Problem to work on:
Tell how many lines carry the word "Decisiones"; the reply is the number and nothing else.
___ Exercise materials
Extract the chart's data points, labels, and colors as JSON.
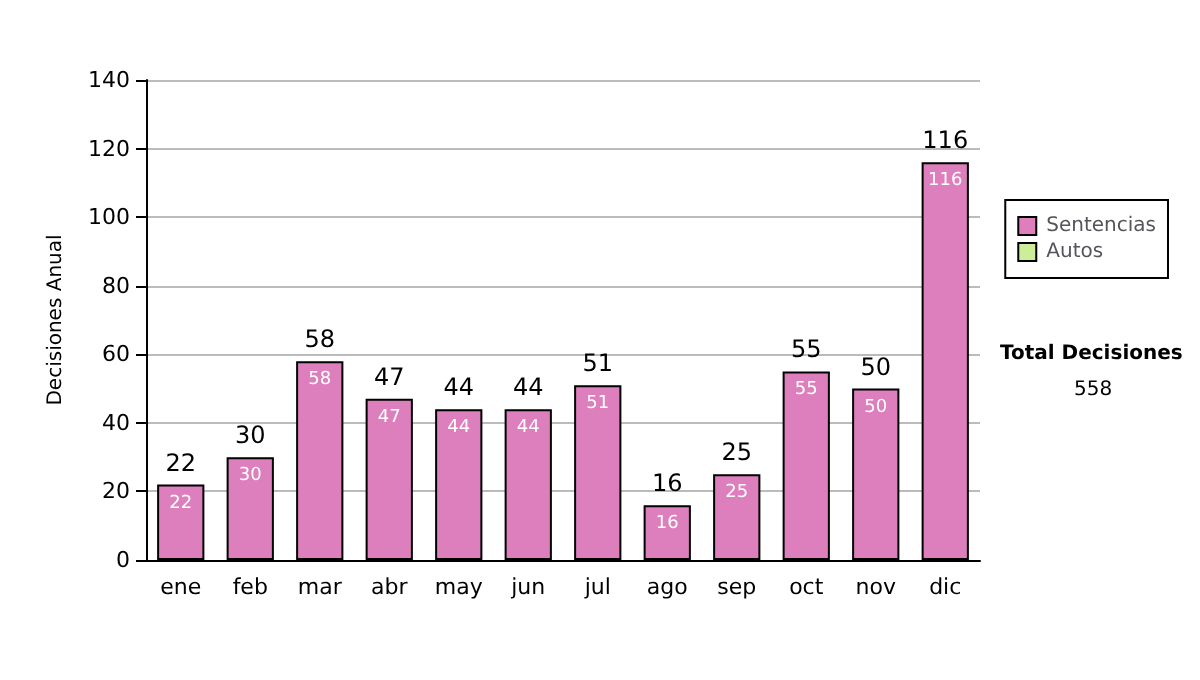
{
  "chart_data": {
    "type": "bar",
    "stacked": true,
    "ylabel": "Decisiones Anual",
    "categories": [
      "ene",
      "feb",
      "mar",
      "abr",
      "may",
      "jun",
      "jul",
      "ago",
      "sep",
      "oct",
      "nov",
      "dic"
    ],
    "series": [
      {
        "name": "Sentencias",
        "color": "#dd7fbd",
        "values": [
          22,
          30,
          58,
          47,
          44,
          44,
          51,
          16,
          25,
          55,
          50,
          116
        ]
      },
      {
        "name": "Autos",
        "color": "#ccee99",
        "values": [
          null,
          null,
          null,
          null,
          null,
          null,
          null,
          null,
          null,
          null,
          null,
          null
        ]
      }
    ],
    "data_labels": true,
    "totals": [
      "22",
      "30",
      "58",
      "47",
      "44",
      "44",
      "51",
      "16",
      "25",
      "55",
      "50",
      "116"
    ],
    "ylim": [
      0,
      140
    ],
    "yticks": [
      0,
      20,
      40,
      60,
      80,
      100,
      120,
      140
    ],
    "grid": "y",
    "legend": "right",
    "annotations": [
      "Total Decisiones",
      "558"
    ]
  }
}
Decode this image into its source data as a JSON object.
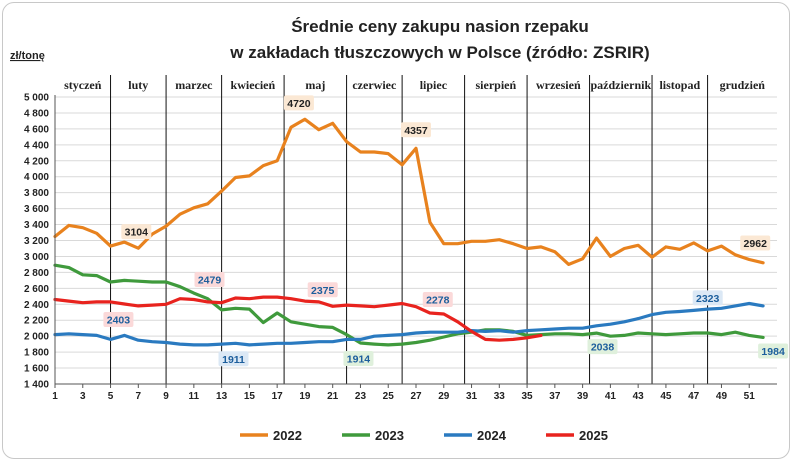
{
  "chart_data": {
    "type": "line",
    "title_line1": "Średnie ceny zakupu nasion rzepaku",
    "title_line2": "w zakładach tłuszczowych w Polsce  (źródło: ZSRIR)",
    "ylabel": "zł/tonę",
    "ylim": [
      1400,
      5000
    ],
    "yticks": [
      "1 400",
      "1 600",
      "1 800",
      "2 000",
      "2 200",
      "2 400",
      "2 600",
      "2 800",
      "3 000",
      "3 200",
      "3 400",
      "3 600",
      "3 800",
      "4 000",
      "4 200",
      "4 400",
      "4 600",
      "4 800",
      "5 000"
    ],
    "xlim": [
      1,
      53
    ],
    "xticks": [
      "1",
      "3",
      "5",
      "7",
      "9",
      "11",
      "13",
      "15",
      "17",
      "19",
      "21",
      "23",
      "25",
      "27",
      "29",
      "31",
      "33",
      "35",
      "37",
      "39",
      "41",
      "43",
      "45",
      "47",
      "49",
      "51"
    ],
    "months": [
      {
        "label": "styczeń",
        "start": 1,
        "end": 5
      },
      {
        "label": "luty",
        "start": 5,
        "end": 9
      },
      {
        "label": "marzec",
        "start": 9,
        "end": 13
      },
      {
        "label": "kwiecień",
        "start": 13,
        "end": 17.5
      },
      {
        "label": "maj",
        "start": 17.5,
        "end": 22
      },
      {
        "label": "czerwiec",
        "start": 22,
        "end": 26
      },
      {
        "label": "lipiec",
        "start": 26,
        "end": 30.5
      },
      {
        "label": "sierpień",
        "start": 30.5,
        "end": 35
      },
      {
        "label": "wrzesień",
        "start": 35,
        "end": 39.5
      },
      {
        "label": "październik",
        "start": 39.5,
        "end": 44
      },
      {
        "label": "listopad",
        "start": 44,
        "end": 48
      },
      {
        "label": "grudzień",
        "start": 48,
        "end": 53
      }
    ],
    "series": [
      {
        "name": "2022",
        "color": "#E8821E",
        "x": [
          1,
          2,
          3,
          4,
          5,
          6,
          7,
          8,
          9,
          10,
          11,
          12,
          13,
          14,
          15,
          16,
          17,
          18,
          19,
          20,
          21,
          22,
          23,
          24,
          25,
          26,
          27,
          28,
          29,
          30,
          31,
          32,
          33,
          34,
          35,
          36,
          37,
          38,
          39,
          40,
          41,
          42,
          43,
          44,
          45,
          46,
          47,
          48,
          49,
          50,
          51,
          52
        ],
        "values": [
          3250,
          3390,
          3360,
          3290,
          3130,
          3180,
          3104,
          3280,
          3380,
          3530,
          3610,
          3660,
          3820,
          3990,
          4010,
          4140,
          4200,
          4620,
          4720,
          4590,
          4670,
          4440,
          4310,
          4310,
          4290,
          4150,
          4357,
          3430,
          3160,
          3160,
          3190,
          3190,
          3210,
          3160,
          3100,
          3120,
          3060,
          2900,
          2970,
          3230,
          3000,
          3100,
          3140,
          2990,
          3120,
          3090,
          3170,
          3070,
          3130,
          3020,
          2962,
          2920
        ]
      },
      {
        "name": "2023",
        "color": "#3F9A3C",
        "x": [
          1,
          2,
          3,
          4,
          5,
          6,
          7,
          8,
          9,
          10,
          11,
          12,
          13,
          14,
          15,
          16,
          17,
          18,
          19,
          20,
          21,
          22,
          23,
          24,
          25,
          26,
          27,
          28,
          29,
          30,
          31,
          32,
          33,
          34,
          35,
          36,
          37,
          38,
          39,
          40,
          41,
          42,
          43,
          44,
          45,
          46,
          47,
          48,
          49,
          50,
          51,
          52
        ],
        "values": [
          2890,
          2860,
          2770,
          2760,
          2680,
          2700,
          2690,
          2680,
          2680,
          2620,
          2540,
          2470,
          2330,
          2350,
          2340,
          2170,
          2290,
          2180,
          2150,
          2120,
          2110,
          2020,
          1914,
          1900,
          1890,
          1900,
          1920,
          1950,
          1990,
          2030,
          2050,
          2080,
          2080,
          2060,
          2010,
          2020,
          2030,
          2030,
          2020,
          2038,
          2000,
          2010,
          2040,
          2030,
          2020,
          2030,
          2040,
          2040,
          2020,
          2050,
          2010,
          1984
        ]
      },
      {
        "name": "2024",
        "color": "#2A7AC0",
        "x": [
          1,
          2,
          3,
          4,
          5,
          6,
          7,
          8,
          9,
          10,
          11,
          12,
          13,
          14,
          15,
          16,
          17,
          18,
          19,
          20,
          21,
          22,
          23,
          24,
          25,
          26,
          27,
          28,
          29,
          30,
          31,
          32,
          33,
          34,
          35,
          36,
          37,
          38,
          39,
          40,
          41,
          42,
          43,
          44,
          45,
          46,
          47,
          48,
          49,
          50,
          51,
          52
        ],
        "values": [
          2020,
          2030,
          2020,
          2010,
          1960,
          2010,
          1950,
          1930,
          1920,
          1900,
          1890,
          1890,
          1900,
          1911,
          1890,
          1900,
          1910,
          1910,
          1920,
          1930,
          1930,
          1960,
          1960,
          2000,
          2010,
          2020,
          2040,
          2050,
          2050,
          2050,
          2070,
          2060,
          2070,
          2050,
          2070,
          2080,
          2090,
          2100,
          2100,
          2130,
          2150,
          2180,
          2220,
          2270,
          2300,
          2310,
          2323,
          2340,
          2350,
          2380,
          2410,
          2380
        ]
      },
      {
        "name": "2025",
        "color": "#E8231E",
        "x": [
          1,
          2,
          3,
          4,
          5,
          6,
          7,
          8,
          9,
          10,
          11,
          12,
          13,
          14,
          15,
          16,
          17,
          18,
          19,
          20,
          21,
          22,
          23,
          24,
          25,
          26,
          27,
          28,
          29,
          30,
          31,
          32,
          33,
          34,
          35,
          36
        ],
        "values": [
          2460,
          2440,
          2420,
          2430,
          2430,
          2403,
          2380,
          2390,
          2400,
          2470,
          2460,
          2430,
          2420,
          2479,
          2470,
          2490,
          2490,
          2470,
          2440,
          2430,
          2375,
          2390,
          2380,
          2370,
          2390,
          2410,
          2370,
          2290,
          2278,
          2180,
          2060,
          1960,
          1950,
          1960,
          1980,
          2010
        ]
      }
    ],
    "annotations": [
      {
        "text": "3104",
        "series": "2022"
      },
      {
        "text": "4720",
        "series": "2022"
      },
      {
        "text": "4357",
        "series": "2022"
      },
      {
        "text": "2962",
        "series": "2022"
      },
      {
        "text": "1914",
        "series": "2023"
      },
      {
        "text": "2038",
        "series": "2023"
      },
      {
        "text": "1984",
        "series": "2023"
      },
      {
        "text": "1911",
        "series": "2024"
      },
      {
        "text": "2323",
        "series": "2024"
      },
      {
        "text": "2403",
        "series": "2025"
      },
      {
        "text": "2479",
        "series": "2025"
      },
      {
        "text": "2375",
        "series": "2025"
      },
      {
        "text": "2278",
        "series": "2025"
      }
    ],
    "grid": true,
    "legend_position": "bottom"
  }
}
______
Task answer:
2